--- Required task ---
Extract each line of the data below exactly as written.

------ Task inputs

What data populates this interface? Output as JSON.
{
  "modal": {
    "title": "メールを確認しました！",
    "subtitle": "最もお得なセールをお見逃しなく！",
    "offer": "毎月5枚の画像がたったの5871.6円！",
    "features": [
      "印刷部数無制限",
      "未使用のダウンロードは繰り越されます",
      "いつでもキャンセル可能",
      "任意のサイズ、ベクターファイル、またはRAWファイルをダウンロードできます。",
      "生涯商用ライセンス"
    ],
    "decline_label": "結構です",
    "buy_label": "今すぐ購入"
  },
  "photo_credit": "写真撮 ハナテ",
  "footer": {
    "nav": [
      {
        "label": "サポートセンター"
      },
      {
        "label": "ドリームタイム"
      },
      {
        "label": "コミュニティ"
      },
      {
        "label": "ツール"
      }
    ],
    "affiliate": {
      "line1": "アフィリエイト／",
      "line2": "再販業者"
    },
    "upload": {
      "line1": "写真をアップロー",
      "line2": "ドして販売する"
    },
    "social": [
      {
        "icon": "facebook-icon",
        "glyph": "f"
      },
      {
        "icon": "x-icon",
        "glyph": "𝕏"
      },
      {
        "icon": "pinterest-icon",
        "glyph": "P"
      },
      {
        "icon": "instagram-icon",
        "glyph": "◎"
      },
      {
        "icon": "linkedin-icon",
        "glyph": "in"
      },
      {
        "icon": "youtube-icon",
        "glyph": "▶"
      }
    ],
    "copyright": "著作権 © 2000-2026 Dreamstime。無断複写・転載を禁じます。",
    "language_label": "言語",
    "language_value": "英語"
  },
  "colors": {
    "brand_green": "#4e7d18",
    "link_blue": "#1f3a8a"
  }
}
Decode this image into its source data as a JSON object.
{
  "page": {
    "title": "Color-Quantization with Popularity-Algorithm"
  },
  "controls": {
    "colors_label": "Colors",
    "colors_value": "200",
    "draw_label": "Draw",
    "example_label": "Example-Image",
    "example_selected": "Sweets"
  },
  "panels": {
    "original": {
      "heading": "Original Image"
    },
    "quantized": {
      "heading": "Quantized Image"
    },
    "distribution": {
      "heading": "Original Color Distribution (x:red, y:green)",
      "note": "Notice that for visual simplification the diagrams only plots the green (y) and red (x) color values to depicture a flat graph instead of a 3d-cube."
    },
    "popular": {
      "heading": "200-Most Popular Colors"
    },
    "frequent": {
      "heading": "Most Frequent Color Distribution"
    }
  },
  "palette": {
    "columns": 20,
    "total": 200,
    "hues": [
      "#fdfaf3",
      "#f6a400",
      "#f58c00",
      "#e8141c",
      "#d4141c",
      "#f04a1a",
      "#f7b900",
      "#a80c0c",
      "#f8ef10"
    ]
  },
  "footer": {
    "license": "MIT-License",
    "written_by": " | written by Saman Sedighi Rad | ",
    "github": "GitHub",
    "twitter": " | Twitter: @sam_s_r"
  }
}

------------

--- Full solution ---
What data populates this interface? Output as JSON.
{
  "modal": {
    "title": "メールを確認しました！",
    "subtitle": "最もお得なセールをお見逃しなく！",
    "offer": "毎月5枚の画像がたったの5871.6円！",
    "features": [
      "印刷部数無制限",
      "未使用のダウンロードは繰り越されます",
      "いつでもキャンセル可能",
      "任意のサイズ、ベクターファイル、またはRAWファイルをダウンロードできます。",
      "生涯商用ライセンス"
    ],
    "decline_label": "結構です",
    "buy_label": "今すぐ購入"
  },
  "photo_credit": "写真撮 ハナテ",
  "footer": {
    "nav": [
      {
        "label": "サポートセンター"
      },
      {
        "label": "ドリームタイム"
      },
      {
        "label": "コミュニティ"
      },
      {
        "label": "ツール"
      }
    ],
    "affiliate": {
      "line1": "アフィリエイト／",
      "line2": "再販業者"
    },
    "upload": {
      "line1": "写真をアップロー",
      "line2": "ドして販売する"
    },
    "social": [
      {
        "icon": "facebook-icon",
        "glyph": "f"
      },
      {
        "icon": "x-icon",
        "glyph": "𝕏"
      },
      {
        "icon": "pinterest-icon",
        "glyph": "P"
      },
      {
        "icon": "instagram-icon",
        "glyph": "◎"
      },
      {
        "icon": "linkedin-icon",
        "glyph": "in"
      },
      {
        "icon": "youtube-icon",
        "glyph": "▶"
      }
    ],
    "copyright": "著作権 © 2000-2026 Dreamstime。無断複写・転載を禁じます。",
    "language_label": "言語",
    "language_value": "英語"
  },
  "colors": {
    "brand_green": "#4e7d18",
    "link_blue": "#1f3a8a"
  }
}
Decode this image into its source data as a JSON object.
{
  "page": {
    "title": "Color-Quantization with Popularity-Algorithm"
  },
  "controls": {
    "colors_label": "Colors",
    "colors_value": "200",
    "draw_label": "Draw",
    "example_label": "Example-Image",
    "example_selected": "Sweets"
  },
  "panels": {
    "original": {
      "heading": "Original Image"
    },
    "quantized": {
      "heading": "Quantized Image"
    },
    "distribution": {
      "heading": "Original Color Distribution (x:red, y:green)",
      "note": "Notice that for visual simplification the diagrams only plots the green (y) and red (x) color values to depicture a flat graph instead of a 3d-cube."
    },
    "popular": {
      "heading": "200-Most Popular Colors"
    },
    "frequent": {
      "heading": "Most Frequent Color Distribution"
    }
  },
  "palette": {
    "columns": 20,
    "total": 200,
    "hues": [
      "#fdfaf3",
      "#f6a400",
      "#f58c00",
      "#e8141c",
      "#d4141c",
      "#f04a1a",
      "#f7b900",
      "#a80c0c",
      "#f8ef10"
    ]
  },
  "footer": {
    "license": "MIT-License",
    "written_by": " | written by Saman Sedighi Rad | ",
    "github": "GitHub",
    "twitter": " | Twitter: @sam_s_r"
  }
}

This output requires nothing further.